**DATA SECTION:**

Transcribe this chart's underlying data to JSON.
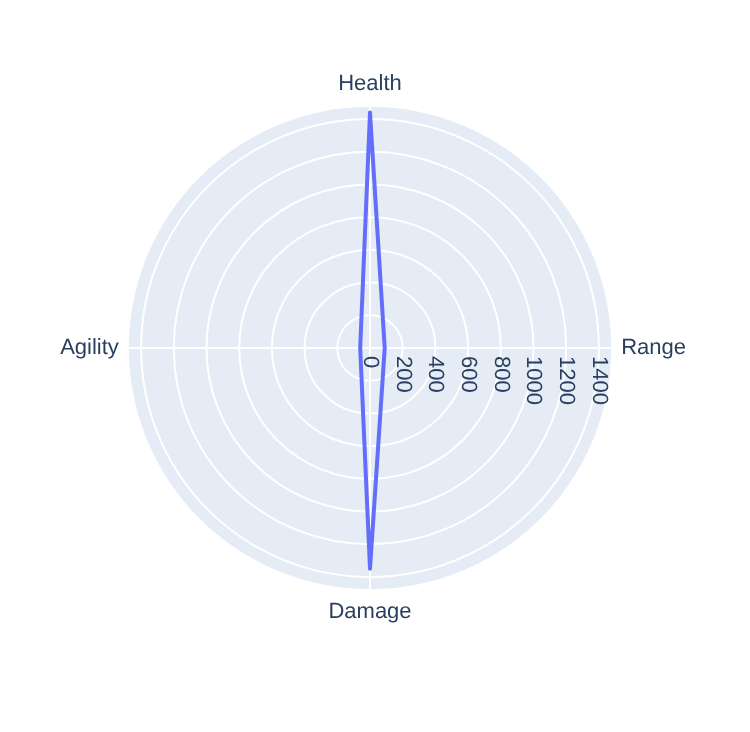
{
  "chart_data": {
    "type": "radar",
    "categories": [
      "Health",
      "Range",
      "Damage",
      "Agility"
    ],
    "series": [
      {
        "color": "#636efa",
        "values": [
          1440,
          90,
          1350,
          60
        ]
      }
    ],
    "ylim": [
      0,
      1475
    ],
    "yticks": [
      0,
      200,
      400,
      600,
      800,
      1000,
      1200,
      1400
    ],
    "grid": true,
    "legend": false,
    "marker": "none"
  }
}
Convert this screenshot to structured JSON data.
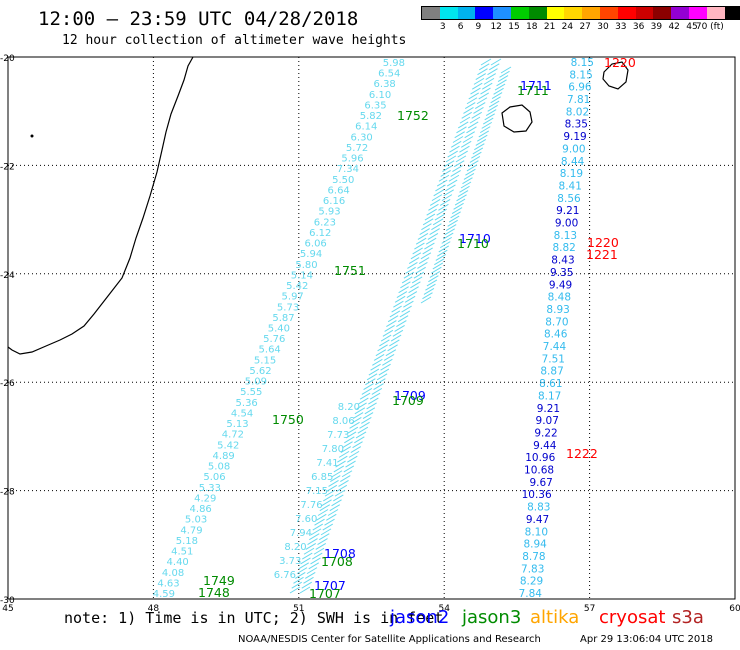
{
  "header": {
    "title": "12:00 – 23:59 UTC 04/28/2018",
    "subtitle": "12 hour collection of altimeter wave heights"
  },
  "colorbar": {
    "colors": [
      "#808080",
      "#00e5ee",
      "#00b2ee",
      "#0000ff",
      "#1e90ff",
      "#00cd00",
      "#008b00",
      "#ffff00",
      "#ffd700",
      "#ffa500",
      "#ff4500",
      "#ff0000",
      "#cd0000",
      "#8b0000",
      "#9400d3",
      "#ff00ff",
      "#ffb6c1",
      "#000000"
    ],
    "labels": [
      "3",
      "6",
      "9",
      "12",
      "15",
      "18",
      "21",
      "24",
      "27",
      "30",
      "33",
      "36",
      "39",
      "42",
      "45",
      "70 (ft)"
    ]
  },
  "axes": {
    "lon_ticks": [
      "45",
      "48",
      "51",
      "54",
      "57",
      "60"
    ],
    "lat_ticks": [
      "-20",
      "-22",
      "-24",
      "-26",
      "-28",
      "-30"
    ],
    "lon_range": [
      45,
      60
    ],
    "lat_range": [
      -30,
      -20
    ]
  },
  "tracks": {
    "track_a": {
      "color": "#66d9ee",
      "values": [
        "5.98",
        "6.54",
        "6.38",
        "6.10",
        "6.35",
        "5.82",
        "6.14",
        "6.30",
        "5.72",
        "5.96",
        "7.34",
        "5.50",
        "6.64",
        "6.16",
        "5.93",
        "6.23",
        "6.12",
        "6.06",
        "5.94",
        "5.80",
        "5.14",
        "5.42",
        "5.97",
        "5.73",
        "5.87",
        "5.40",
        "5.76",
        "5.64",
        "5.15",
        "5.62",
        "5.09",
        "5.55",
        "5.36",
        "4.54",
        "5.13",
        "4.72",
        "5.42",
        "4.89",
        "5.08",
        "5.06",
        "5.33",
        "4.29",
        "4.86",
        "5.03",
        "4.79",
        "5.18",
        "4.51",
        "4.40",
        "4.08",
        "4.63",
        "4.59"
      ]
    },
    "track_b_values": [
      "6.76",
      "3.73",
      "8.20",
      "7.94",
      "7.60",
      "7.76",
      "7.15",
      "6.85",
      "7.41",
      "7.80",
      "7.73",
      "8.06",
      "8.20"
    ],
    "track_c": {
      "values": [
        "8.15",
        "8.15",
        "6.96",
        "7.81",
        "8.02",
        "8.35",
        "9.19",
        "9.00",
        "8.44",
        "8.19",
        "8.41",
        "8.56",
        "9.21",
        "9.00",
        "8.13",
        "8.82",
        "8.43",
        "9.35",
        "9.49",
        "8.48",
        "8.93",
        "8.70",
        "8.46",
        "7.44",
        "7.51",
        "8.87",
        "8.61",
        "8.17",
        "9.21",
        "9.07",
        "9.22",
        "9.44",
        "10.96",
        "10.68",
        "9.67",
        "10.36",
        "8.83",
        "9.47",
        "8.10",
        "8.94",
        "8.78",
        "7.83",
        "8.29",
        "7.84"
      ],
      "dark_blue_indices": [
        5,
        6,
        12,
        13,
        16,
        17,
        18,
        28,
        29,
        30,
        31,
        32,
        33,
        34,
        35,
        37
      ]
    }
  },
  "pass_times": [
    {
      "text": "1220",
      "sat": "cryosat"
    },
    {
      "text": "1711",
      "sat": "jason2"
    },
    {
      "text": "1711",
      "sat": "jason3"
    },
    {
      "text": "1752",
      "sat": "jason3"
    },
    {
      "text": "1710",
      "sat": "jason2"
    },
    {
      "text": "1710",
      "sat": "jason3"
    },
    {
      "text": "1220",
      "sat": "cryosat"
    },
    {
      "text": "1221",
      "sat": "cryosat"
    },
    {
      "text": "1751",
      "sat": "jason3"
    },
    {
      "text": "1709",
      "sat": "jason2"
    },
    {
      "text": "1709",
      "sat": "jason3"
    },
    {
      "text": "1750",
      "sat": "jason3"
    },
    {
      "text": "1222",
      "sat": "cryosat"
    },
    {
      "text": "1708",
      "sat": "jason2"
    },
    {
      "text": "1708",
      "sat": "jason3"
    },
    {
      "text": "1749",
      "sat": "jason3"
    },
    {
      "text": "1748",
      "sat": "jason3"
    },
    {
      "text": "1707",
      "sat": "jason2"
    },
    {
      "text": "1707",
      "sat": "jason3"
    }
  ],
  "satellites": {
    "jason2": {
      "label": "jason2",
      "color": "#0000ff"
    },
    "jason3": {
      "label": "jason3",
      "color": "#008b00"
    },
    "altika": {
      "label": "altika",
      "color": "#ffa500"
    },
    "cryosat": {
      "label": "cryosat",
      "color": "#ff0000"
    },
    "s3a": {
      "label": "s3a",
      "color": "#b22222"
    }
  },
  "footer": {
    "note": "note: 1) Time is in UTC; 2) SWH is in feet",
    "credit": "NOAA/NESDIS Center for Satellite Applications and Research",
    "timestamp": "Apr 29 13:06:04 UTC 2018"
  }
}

**OBJECTIVE:** Reproduce all the records verbatim, excluding images.

**RESPONSE:**
Transcribe this chart's underlying data to JSON.
{
  "chart_data": {
    "type": "radar",
    "categories": [
      "Health",
      "Range",
      "Damage",
      "Agility"
    ],
    "series": [
      {
        "color": "#636efa",
        "values": [
          1440,
          90,
          1350,
          60
        ]
      }
    ],
    "ylim": [
      0,
      1475
    ],
    "yticks": [
      0,
      200,
      400,
      600,
      800,
      1000,
      1200,
      1400
    ],
    "grid": true,
    "legend": false,
    "marker": "none"
  }
}
Convert this screenshot to structured JSON data.
{
  "header": {
    "title": "12:00 – 23:59 UTC 04/28/2018",
    "subtitle": "12 hour collection of altimeter wave heights"
  },
  "colorbar": {
    "colors": [
      "#808080",
      "#00e5ee",
      "#00b2ee",
      "#0000ff",
      "#1e90ff",
      "#00cd00",
      "#008b00",
      "#ffff00",
      "#ffd700",
      "#ffa500",
      "#ff4500",
      "#ff0000",
      "#cd0000",
      "#8b0000",
      "#9400d3",
      "#ff00ff",
      "#ffb6c1",
      "#000000"
    ],
    "labels": [
      "3",
      "6",
      "9",
      "12",
      "15",
      "18",
      "21",
      "24",
      "27",
      "30",
      "33",
      "36",
      "39",
      "42",
      "45",
      "70 (ft)"
    ]
  },
  "axes": {
    "lon_ticks": [
      "45",
      "48",
      "51",
      "54",
      "57",
      "60"
    ],
    "lat_ticks": [
      "-20",
      "-22",
      "-24",
      "-26",
      "-28",
      "-30"
    ],
    "lon_range": [
      45,
      60
    ],
    "lat_range": [
      -30,
      -20
    ]
  },
  "tracks": {
    "track_a": {
      "color": "#66d9ee",
      "values": [
        "5.98",
        "6.54",
        "6.38",
        "6.10",
        "6.35",
        "5.82",
        "6.14",
        "6.30",
        "5.72",
        "5.96",
        "7.34",
        "5.50",
        "6.64",
        "6.16",
        "5.93",
        "6.23",
        "6.12",
        "6.06",
        "5.94",
        "5.80",
        "5.14",
        "5.42",
        "5.97",
        "5.73",
        "5.87",
        "5.40",
        "5.76",
        "5.64",
        "5.15",
        "5.62",
        "5.09",
        "5.55",
        "5.36",
        "4.54",
        "5.13",
        "4.72",
        "5.42",
        "4.89",
        "5.08",
        "5.06",
        "5.33",
        "4.29",
        "4.86",
        "5.03",
        "4.79",
        "5.18",
        "4.51",
        "4.40",
        "4.08",
        "4.63",
        "4.59"
      ]
    },
    "track_b_values": [
      "6.76",
      "3.73",
      "8.20",
      "7.94",
      "7.60",
      "7.76",
      "7.15",
      "6.85",
      "7.41",
      "7.80",
      "7.73",
      "8.06",
      "8.20"
    ],
    "track_c": {
      "values": [
        "8.15",
        "8.15",
        "6.96",
        "7.81",
        "8.02",
        "8.35",
        "9.19",
        "9.00",
        "8.44",
        "8.19",
        "8.41",
        "8.56",
        "9.21",
        "9.00",
        "8.13",
        "8.82",
        "8.43",
        "9.35",
        "9.49",
        "8.48",
        "8.93",
        "8.70",
        "8.46",
        "7.44",
        "7.51",
        "8.87",
        "8.61",
        "8.17",
        "9.21",
        "9.07",
        "9.22",
        "9.44",
        "10.96",
        "10.68",
        "9.67",
        "10.36",
        "8.83",
        "9.47",
        "8.10",
        "8.94",
        "8.78",
        "7.83",
        "8.29",
        "7.84"
      ],
      "dark_blue_indices": [
        5,
        6,
        12,
        13,
        16,
        17,
        18,
        28,
        29,
        30,
        31,
        32,
        33,
        34,
        35,
        37
      ]
    }
  },
  "pass_times": [
    {
      "text": "1220",
      "sat": "cryosat"
    },
    {
      "text": "1711",
      "sat": "jason2"
    },
    {
      "text": "1711",
      "sat": "jason3"
    },
    {
      "text": "1752",
      "sat": "jason3"
    },
    {
      "text": "1710",
      "sat": "jason2"
    },
    {
      "text": "1710",
      "sat": "jason3"
    },
    {
      "text": "1220",
      "sat": "cryosat"
    },
    {
      "text": "1221",
      "sat": "cryosat"
    },
    {
      "text": "1751",
      "sat": "jason3"
    },
    {
      "text": "1709",
      "sat": "jason2"
    },
    {
      "text": "1709",
      "sat": "jason3"
    },
    {
      "text": "1750",
      "sat": "jason3"
    },
    {
      "text": "1222",
      "sat": "cryosat"
    },
    {
      "text": "1708",
      "sat": "jason2"
    },
    {
      "text": "1708",
      "sat": "jason3"
    },
    {
      "text": "1749",
      "sat": "jason3"
    },
    {
      "text": "1748",
      "sat": "jason3"
    },
    {
      "text": "1707",
      "sat": "jason2"
    },
    {
      "text": "1707",
      "sat": "jason3"
    }
  ],
  "satellites": {
    "jason2": {
      "label": "jason2",
      "color": "#0000ff"
    },
    "jason3": {
      "label": "jason3",
      "color": "#008b00"
    },
    "altika": {
      "label": "altika",
      "color": "#ffa500"
    },
    "cryosat": {
      "label": "cryosat",
      "color": "#ff0000"
    },
    "s3a": {
      "label": "s3a",
      "color": "#b22222"
    }
  },
  "footer": {
    "note": "note: 1) Time is in UTC; 2) SWH is in feet",
    "credit": "NOAA/NESDIS Center for Satellite Applications and Research",
    "timestamp": "Apr 29 13:06:04 UTC 2018"
  }
}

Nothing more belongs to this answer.